**Material for this exercise**
####################
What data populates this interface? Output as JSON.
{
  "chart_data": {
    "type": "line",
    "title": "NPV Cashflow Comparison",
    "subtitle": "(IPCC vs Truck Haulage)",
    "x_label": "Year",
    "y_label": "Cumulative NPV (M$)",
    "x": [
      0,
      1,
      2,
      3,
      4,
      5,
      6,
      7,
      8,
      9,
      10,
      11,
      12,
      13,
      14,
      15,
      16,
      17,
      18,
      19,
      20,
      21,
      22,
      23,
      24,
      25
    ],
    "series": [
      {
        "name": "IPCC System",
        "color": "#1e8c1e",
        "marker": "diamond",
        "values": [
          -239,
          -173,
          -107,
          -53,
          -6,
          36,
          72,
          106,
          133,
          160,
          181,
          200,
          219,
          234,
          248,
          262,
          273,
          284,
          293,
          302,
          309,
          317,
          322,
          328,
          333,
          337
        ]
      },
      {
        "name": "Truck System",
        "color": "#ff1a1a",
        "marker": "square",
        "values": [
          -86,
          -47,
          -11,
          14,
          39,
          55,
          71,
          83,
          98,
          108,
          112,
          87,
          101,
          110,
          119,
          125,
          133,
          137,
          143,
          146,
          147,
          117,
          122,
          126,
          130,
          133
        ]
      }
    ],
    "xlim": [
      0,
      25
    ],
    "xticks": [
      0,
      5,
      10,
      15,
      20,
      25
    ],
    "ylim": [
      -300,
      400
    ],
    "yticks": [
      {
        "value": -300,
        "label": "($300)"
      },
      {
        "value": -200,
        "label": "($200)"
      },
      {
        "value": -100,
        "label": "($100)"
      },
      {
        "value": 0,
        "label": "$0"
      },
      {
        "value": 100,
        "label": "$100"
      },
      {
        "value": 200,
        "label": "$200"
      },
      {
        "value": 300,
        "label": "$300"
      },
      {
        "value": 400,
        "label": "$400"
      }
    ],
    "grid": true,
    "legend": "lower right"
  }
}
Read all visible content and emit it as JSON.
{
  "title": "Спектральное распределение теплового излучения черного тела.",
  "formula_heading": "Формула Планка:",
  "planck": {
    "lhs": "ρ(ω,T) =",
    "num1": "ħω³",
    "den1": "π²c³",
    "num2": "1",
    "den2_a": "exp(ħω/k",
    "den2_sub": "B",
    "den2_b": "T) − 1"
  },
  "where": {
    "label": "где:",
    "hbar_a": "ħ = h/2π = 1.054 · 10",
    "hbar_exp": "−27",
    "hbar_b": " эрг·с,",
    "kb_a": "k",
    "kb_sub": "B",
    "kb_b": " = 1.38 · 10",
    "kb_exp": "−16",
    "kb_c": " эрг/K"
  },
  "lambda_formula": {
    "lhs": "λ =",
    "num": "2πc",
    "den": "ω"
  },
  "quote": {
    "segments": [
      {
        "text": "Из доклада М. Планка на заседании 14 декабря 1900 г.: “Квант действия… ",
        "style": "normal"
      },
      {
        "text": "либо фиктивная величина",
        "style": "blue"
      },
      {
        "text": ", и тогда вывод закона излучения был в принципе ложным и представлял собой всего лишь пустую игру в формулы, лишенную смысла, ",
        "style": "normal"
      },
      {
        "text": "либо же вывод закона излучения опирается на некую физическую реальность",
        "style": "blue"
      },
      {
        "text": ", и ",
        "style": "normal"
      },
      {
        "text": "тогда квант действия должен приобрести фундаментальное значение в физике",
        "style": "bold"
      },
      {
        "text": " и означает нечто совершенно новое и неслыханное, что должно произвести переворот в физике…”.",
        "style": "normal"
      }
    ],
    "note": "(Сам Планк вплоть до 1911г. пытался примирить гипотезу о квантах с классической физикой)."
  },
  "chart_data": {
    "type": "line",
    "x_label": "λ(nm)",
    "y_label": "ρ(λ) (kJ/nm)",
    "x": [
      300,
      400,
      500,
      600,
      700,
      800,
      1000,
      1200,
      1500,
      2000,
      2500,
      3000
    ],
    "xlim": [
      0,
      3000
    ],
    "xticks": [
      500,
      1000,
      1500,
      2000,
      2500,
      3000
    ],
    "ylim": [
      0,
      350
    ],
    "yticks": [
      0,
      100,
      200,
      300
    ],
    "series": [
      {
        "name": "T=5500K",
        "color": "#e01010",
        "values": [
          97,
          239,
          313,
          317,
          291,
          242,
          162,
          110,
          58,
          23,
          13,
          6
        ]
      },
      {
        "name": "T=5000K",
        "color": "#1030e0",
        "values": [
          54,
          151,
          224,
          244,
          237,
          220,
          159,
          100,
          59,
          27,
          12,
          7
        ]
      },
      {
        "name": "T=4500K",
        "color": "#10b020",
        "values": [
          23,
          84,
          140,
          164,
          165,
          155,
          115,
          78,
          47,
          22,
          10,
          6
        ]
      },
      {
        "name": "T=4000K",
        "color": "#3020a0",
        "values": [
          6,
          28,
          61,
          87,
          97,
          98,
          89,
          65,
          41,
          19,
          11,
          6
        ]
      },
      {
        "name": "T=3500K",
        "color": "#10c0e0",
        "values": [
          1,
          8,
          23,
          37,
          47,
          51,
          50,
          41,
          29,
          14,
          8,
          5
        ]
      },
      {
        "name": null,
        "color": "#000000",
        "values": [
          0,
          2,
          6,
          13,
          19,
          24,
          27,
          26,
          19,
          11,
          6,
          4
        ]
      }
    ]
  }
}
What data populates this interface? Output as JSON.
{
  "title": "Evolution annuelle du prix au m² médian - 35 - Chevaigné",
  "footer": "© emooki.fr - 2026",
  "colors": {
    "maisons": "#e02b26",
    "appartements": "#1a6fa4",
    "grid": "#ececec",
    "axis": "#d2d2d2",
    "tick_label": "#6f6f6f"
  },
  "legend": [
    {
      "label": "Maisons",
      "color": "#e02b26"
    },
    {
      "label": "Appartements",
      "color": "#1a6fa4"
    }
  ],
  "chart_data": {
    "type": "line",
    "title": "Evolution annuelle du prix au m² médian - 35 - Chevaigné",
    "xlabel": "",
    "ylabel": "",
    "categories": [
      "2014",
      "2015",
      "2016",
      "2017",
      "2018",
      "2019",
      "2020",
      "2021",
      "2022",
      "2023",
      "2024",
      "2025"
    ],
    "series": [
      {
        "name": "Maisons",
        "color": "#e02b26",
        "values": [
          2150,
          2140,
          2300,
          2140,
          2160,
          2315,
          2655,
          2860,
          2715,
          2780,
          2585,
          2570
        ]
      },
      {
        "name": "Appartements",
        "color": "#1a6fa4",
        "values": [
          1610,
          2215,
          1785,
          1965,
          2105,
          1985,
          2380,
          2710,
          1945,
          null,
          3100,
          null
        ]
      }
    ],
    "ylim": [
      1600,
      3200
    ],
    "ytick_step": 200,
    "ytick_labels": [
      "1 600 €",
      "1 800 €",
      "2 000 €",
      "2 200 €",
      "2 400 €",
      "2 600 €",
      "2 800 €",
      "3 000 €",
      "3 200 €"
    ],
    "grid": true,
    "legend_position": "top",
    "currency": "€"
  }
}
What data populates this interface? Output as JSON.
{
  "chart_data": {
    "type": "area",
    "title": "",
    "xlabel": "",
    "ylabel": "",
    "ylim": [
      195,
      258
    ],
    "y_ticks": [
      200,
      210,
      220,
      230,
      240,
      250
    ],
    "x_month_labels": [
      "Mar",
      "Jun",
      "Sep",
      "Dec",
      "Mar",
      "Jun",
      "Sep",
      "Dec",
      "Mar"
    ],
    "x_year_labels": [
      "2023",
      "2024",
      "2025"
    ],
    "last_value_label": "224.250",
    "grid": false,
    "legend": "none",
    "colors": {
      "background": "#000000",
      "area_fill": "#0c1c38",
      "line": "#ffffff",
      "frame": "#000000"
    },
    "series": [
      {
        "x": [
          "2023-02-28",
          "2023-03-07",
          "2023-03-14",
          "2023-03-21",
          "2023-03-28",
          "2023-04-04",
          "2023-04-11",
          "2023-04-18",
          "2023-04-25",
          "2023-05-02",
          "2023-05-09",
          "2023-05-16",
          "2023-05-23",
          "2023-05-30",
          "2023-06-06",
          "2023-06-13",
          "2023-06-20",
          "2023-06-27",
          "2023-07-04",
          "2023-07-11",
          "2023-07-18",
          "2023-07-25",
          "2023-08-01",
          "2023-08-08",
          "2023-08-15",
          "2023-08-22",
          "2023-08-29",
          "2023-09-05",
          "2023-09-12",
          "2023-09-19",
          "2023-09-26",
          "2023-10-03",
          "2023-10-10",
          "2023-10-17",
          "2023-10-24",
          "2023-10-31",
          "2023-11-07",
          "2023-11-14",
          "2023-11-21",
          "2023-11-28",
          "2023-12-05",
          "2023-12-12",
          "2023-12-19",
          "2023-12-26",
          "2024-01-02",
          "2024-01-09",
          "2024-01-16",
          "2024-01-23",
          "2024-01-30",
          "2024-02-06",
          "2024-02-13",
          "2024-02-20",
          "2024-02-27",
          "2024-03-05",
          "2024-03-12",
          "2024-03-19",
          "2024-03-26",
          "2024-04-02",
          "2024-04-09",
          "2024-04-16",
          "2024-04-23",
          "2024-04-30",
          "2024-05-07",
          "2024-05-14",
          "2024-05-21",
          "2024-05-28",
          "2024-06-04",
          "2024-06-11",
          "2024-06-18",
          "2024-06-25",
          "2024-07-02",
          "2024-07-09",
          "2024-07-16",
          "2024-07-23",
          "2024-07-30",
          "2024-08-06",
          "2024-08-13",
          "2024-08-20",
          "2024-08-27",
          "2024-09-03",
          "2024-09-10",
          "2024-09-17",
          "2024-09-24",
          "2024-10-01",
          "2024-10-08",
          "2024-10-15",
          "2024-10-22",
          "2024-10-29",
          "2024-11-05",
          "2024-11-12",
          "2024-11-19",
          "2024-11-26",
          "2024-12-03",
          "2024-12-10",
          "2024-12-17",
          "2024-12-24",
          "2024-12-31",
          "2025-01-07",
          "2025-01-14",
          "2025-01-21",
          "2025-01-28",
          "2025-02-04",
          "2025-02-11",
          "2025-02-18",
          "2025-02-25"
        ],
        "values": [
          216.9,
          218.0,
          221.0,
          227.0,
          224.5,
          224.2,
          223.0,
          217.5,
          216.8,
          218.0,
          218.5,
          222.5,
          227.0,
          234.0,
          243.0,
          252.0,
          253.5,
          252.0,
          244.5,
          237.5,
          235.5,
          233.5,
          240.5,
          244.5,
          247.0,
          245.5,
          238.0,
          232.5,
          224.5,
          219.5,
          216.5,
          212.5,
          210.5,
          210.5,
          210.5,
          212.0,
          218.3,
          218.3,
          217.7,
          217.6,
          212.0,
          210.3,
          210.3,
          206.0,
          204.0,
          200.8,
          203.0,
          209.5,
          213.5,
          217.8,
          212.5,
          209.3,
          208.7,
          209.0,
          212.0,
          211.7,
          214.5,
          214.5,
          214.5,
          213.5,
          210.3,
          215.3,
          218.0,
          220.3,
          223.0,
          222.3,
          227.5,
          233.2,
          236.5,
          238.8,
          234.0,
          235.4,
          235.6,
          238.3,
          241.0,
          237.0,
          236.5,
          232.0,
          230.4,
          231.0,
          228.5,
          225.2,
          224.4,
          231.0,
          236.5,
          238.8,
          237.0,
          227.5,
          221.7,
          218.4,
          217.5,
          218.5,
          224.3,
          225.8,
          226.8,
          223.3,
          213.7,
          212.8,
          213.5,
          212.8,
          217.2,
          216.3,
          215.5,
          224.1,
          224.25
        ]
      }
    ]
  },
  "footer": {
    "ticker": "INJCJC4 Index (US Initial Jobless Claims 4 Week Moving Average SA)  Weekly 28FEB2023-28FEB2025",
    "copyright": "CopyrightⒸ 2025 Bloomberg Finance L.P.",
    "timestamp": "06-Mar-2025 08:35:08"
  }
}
####################
**Short exercise**
How many of the lines above contain the string "закона"? Give the number only.

**Solution for this exercise**
2